#### Work instructions
1 > Rewrite the passage on mastectomy skin necrosis from "ISSN Online: 2177-1235" up to and including "of adjuvant therapy.", changing "immediate breast reconstruction" to "delayed breast reconstruction".
2 > Using the passage on mastectomy skin necrosis, answer these questions:
(a) How many studies did the literature search identify?
(b) What was the overall incidence of mastectomy skin necrosis reported in the reviewed articles?
(c) Which two databases were searched?

===== Text provided =====

ISSN Online: 2177-1235 | ISSN Print: 1983-5175
Body and Chest -
Skin-sparing (SSM) and nipple-sparing mastectomy (NSM) followed by immediate breast reconstruction are well-established practices that are both oncologically safe and psychologically beneficial to breast cancer survivors. Mastectomy skin necrosis (MSN) is an important complication following mastectomy and immediate breast reconstruction, as it can result in potentially devastating consequences such as prosthetic infection, reoperations, loss of reconstruction, and delays in initiation of adjuvant therapy.
The aim of this study is to assess the incidence and risk factors associated with MSN.
A literature search of the English literature listed in the MEDLINE (Ovid MEDLINE 1950 to December 2010) and EMBASE (1988 to 2010) databases identified 475 studies. Eligible studies were full-text articles addressing MSN as a primary or secondary outcome. Data extraction was performed by two reviewers working in duplicate and independently to extract study characteristics, quality and outcomes data.
475 articles identified, 90 publications of variable quality met the inclusion criteria. Overall incidence of MSN reported in the reviewed articles was 9.8%, ranging from 0% to 30%. Patient-related risk factors most frequently associated with this complication are: obesity, diabetes, smoking, large breast size, and radiation therapy. Within the studies reviewed, other potential factors that may affect mastectomy skin flap survival are: type of reconstruction, incision location, and neoadjuvant chemotherapy. Most publications reviewed did not address important surgeon-related risk factors such as mastectomy skin flap thickness, implant size, or intraoperative tissue expander fill volume.

===== Records =====

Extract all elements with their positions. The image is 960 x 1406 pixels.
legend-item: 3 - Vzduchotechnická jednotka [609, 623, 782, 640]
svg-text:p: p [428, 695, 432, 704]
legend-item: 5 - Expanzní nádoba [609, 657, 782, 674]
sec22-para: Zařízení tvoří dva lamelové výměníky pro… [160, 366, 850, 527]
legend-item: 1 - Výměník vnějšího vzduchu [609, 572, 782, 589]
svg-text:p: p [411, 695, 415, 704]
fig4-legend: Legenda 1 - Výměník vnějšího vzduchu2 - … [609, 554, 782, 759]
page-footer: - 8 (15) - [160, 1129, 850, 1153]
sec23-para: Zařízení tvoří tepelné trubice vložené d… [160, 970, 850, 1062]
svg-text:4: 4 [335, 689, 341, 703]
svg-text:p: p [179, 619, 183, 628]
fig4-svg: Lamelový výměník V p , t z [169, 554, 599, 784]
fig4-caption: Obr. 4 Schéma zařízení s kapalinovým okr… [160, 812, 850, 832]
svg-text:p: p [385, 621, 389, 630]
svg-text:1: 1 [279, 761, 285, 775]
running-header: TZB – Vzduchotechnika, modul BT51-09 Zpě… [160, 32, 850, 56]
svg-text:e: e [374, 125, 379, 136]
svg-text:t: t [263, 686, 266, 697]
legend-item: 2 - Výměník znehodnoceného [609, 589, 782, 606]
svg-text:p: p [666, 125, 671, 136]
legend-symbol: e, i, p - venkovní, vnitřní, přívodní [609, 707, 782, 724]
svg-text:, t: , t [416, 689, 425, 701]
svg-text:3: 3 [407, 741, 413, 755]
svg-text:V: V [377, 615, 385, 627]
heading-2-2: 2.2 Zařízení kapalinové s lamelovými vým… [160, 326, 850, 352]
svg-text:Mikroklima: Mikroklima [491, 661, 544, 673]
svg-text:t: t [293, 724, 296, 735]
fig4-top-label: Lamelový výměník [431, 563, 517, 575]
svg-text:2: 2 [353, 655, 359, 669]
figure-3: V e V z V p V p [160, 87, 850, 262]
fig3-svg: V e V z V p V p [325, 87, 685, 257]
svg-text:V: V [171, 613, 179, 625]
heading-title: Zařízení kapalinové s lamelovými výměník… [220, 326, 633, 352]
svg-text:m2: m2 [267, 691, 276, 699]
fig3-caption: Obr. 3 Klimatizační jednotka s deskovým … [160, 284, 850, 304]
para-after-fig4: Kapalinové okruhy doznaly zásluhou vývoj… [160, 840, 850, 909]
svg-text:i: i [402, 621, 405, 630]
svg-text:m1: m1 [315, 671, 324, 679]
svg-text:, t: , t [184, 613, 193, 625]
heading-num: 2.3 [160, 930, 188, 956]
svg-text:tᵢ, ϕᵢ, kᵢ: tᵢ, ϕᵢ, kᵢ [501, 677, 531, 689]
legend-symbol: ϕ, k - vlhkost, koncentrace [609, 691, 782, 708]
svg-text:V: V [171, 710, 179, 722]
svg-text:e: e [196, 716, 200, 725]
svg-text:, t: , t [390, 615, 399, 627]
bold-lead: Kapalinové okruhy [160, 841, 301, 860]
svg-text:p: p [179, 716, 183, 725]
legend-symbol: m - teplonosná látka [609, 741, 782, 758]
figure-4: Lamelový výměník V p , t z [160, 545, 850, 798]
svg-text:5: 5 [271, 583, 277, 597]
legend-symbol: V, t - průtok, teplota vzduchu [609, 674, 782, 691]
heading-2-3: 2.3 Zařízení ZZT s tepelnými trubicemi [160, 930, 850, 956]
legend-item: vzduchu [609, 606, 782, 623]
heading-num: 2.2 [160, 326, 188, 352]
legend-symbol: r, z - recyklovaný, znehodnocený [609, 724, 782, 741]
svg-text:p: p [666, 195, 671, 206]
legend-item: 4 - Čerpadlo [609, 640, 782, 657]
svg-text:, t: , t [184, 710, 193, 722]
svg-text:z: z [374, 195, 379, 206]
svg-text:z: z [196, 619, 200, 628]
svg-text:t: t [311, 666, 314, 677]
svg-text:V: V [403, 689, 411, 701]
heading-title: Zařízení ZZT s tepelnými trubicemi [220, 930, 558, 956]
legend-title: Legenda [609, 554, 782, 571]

=====

#### Answers for this exercise
1 >
ISSN Online: 2177-1235 | ISSN Print: 1983-5175
Body and Chest -
Skin-sparing (SSM) and nipple-sparing mastectomy (NSM) followed by delayed breast reconstruction are well-established practices that are both oncologically safe and psychologically beneficial to breast cancer survivors. Mastectomy skin necrosis (MSN) is an important complication following mastectomy and delayed breast reconstruction, as it can result in potentially devastating consequences such as prosthetic infection, reoperations, loss of reconstruction, and delays in initiation of adjuvant therapy.

2 >
(a) 475 studies.
(b) 9.8%, ranging from 0% to 30%.
(c) MEDLINE and EMBASE.